# Do this
Return the whole listing exactly as it stands.

A block of data:
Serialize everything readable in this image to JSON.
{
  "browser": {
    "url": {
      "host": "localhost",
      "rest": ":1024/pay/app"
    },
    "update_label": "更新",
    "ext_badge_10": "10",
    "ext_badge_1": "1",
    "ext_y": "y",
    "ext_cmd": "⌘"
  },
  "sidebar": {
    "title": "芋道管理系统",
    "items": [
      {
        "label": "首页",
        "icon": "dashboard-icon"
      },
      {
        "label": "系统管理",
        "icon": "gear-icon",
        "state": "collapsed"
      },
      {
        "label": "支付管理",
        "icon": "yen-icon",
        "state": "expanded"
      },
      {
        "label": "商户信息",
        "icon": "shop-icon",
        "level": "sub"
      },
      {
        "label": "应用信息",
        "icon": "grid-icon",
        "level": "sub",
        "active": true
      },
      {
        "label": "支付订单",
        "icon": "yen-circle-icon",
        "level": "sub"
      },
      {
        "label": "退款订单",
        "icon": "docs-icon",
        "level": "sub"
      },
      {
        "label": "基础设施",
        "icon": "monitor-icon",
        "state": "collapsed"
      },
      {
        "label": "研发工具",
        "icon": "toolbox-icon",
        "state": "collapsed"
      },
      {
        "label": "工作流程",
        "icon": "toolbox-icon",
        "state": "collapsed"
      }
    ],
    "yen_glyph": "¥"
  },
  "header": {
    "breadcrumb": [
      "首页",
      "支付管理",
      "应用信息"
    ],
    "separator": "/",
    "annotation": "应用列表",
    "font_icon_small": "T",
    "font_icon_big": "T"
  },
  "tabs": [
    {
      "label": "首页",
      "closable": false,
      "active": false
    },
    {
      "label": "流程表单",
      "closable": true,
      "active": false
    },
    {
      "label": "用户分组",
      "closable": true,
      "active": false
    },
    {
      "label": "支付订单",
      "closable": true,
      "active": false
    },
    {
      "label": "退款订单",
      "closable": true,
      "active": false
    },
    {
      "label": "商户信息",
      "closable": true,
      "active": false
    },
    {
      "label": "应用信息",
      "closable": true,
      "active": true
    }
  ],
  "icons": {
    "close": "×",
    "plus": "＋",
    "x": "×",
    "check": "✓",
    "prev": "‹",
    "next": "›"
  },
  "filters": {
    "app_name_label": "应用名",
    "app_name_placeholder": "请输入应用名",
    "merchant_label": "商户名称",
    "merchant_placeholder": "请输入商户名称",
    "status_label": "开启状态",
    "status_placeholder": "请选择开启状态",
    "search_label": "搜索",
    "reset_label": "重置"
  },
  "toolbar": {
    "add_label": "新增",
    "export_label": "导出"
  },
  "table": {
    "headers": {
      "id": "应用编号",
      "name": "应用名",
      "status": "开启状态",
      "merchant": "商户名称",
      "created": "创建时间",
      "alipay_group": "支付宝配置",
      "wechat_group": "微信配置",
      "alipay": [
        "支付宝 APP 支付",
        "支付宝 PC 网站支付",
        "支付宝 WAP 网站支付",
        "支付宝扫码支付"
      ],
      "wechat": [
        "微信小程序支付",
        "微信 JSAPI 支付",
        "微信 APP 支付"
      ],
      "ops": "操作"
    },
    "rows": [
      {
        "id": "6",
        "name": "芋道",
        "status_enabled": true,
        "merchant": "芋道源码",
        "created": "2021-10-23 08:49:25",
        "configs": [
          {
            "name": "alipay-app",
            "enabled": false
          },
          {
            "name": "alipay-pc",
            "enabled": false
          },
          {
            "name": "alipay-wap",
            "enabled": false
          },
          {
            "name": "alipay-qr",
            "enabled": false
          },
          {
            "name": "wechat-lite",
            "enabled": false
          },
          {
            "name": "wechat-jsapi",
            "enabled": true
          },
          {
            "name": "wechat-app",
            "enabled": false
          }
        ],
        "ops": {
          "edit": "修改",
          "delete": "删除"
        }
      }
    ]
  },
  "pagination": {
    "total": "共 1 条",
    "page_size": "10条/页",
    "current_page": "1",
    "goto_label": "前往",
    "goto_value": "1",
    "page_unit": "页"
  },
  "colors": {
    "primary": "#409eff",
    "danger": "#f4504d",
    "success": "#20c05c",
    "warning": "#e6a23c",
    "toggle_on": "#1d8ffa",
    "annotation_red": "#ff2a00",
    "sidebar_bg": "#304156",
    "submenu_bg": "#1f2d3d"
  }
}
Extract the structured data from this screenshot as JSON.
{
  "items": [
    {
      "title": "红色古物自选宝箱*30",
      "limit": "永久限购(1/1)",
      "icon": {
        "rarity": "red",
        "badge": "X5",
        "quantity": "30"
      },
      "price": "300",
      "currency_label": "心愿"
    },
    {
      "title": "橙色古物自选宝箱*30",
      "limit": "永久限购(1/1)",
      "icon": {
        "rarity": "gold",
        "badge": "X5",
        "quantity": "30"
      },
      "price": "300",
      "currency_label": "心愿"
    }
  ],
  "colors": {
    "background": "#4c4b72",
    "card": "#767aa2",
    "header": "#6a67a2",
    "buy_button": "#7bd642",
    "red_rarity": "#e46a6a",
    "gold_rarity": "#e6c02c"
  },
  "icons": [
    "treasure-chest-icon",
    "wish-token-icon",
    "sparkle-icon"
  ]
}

# Final result
Serialize everything readable in this image to JSON.
{
  "browser": {
    "url": {
      "host": "localhost",
      "rest": ":1024/pay/app"
    },
    "update_label": "更新",
    "ext_badge_10": "10",
    "ext_badge_1": "1",
    "ext_y": "y",
    "ext_cmd": "⌘"
  },
  "sidebar": {
    "title": "芋道管理系统",
    "items": [
      {
        "label": "首页",
        "icon": "dashboard-icon"
      },
      {
        "label": "系统管理",
        "icon": "gear-icon",
        "state": "collapsed"
      },
      {
        "label": "支付管理",
        "icon": "yen-icon",
        "state": "expanded"
      },
      {
        "label": "商户信息",
        "icon": "shop-icon",
        "level": "sub"
      },
      {
        "label": "应用信息",
        "icon": "grid-icon",
        "level": "sub",
        "active": true
      },
      {
        "label": "支付订单",
        "icon": "yen-circle-icon",
        "level": "sub"
      },
      {
        "label": "退款订单",
        "icon": "docs-icon",
        "level": "sub"
      },
      {
        "label": "基础设施",
        "icon": "monitor-icon",
        "state": "collapsed"
      },
      {
        "label": "研发工具",
        "icon": "toolbox-icon",
        "state": "collapsed"
      },
      {
        "label": "工作流程",
        "icon": "toolbox-icon",
        "state": "collapsed"
      }
    ],
    "yen_glyph": "¥"
  },
  "header": {
    "breadcrumb": [
      "首页",
      "支付管理",
      "应用信息"
    ],
    "separator": "/",
    "annotation": "应用列表",
    "font_icon_small": "T",
    "font_icon_big": "T"
  },
  "tabs": [
    {
      "label": "首页",
      "closable": false,
      "active": false
    },
    {
      "label": "流程表单",
      "closable": true,
      "active": false
    },
    {
      "label": "用户分组",
      "closable": true,
      "active": false
    },
    {
      "label": "支付订单",
      "closable": true,
      "active": false
    },
    {
      "label": "退款订单",
      "closable": true,
      "active": false
    },
    {
      "label": "商户信息",
      "closable": true,
      "active": false
    },
    {
      "label": "应用信息",
      "closable": true,
      "active": true
    }
  ],
  "icons": {
    "close": "×",
    "plus": "＋",
    "x": "×",
    "check": "✓",
    "prev": "‹",
    "next": "›"
  },
  "filters": {
    "app_name_label": "应用名",
    "app_name_placeholder": "请输入应用名",
    "merchant_label": "商户名称",
    "merchant_placeholder": "请输入商户名称",
    "status_label": "开启状态",
    "status_placeholder": "请选择开启状态",
    "search_label": "搜索",
    "reset_label": "重置"
  },
  "toolbar": {
    "add_label": "新增",
    "export_label": "导出"
  },
  "table": {
    "headers": {
      "id": "应用编号",
      "name": "应用名",
      "status": "开启状态",
      "merchant": "商户名称",
      "created": "创建时间",
      "alipay_group": "支付宝配置",
      "wechat_group": "微信配置",
      "alipay": [
        "支付宝 APP 支付",
        "支付宝 PC 网站支付",
        "支付宝 WAP 网站支付",
        "支付宝扫码支付"
      ],
      "wechat": [
        "微信小程序支付",
        "微信 JSAPI 支付",
        "微信 APP 支付"
      ],
      "ops": "操作"
    },
    "rows": [
      {
        "id": "6",
        "name": "芋道",
        "status_enabled": true,
        "merchant": "芋道源码",
        "created": "2021-10-23 08:49:25",
        "configs": [
          {
            "name": "alipay-app",
            "enabled": false
          },
          {
            "name": "alipay-pc",
            "enabled": false
          },
          {
            "name": "alipay-wap",
            "enabled": false
          },
          {
            "name": "alipay-qr",
            "enabled": false
          },
          {
            "name": "wechat-lite",
            "enabled": false
          },
          {
            "name": "wechat-jsapi",
            "enabled": true
          },
          {
            "name": "wechat-app",
            "enabled": false
          }
        ],
        "ops": {
          "edit": "修改",
          "delete": "删除"
        }
      }
    ]
  },
  "pagination": {
    "total": "共 1 条",
    "page_size": "10条/页",
    "current_page": "1",
    "goto_label": "前往",
    "goto_value": "1",
    "page_unit": "页"
  },
  "colors": {
    "primary": "#409eff",
    "danger": "#f4504d",
    "success": "#20c05c",
    "warning": "#e6a23c",
    "toggle_on": "#1d8ffa",
    "annotation_red": "#ff2a00",
    "sidebar_bg": "#304156",
    "submenu_bg": "#1f2d3d"
  }
}
Extract the structured data from this screenshot as JSON.
{
  "items": [
    {
      "title": "红色古物自选宝箱*30",
      "limit": "永久限购(1/1)",
      "icon": {
        "rarity": "red",
        "badge": "X5",
        "quantity": "30"
      },
      "price": "300",
      "currency_label": "心愿"
    },
    {
      "title": "橙色古物自选宝箱*30",
      "limit": "永久限购(1/1)",
      "icon": {
        "rarity": "gold",
        "badge": "X5",
        "quantity": "30"
      },
      "price": "300",
      "currency_label": "心愿"
    }
  ],
  "colors": {
    "background": "#4c4b72",
    "card": "#767aa2",
    "header": "#6a67a2",
    "buy_button": "#7bd642",
    "red_rarity": "#e46a6a",
    "gold_rarity": "#e6c02c"
  },
  "icons": [
    "treasure-chest-icon",
    "wish-token-icon",
    "sparkle-icon"
  ]
}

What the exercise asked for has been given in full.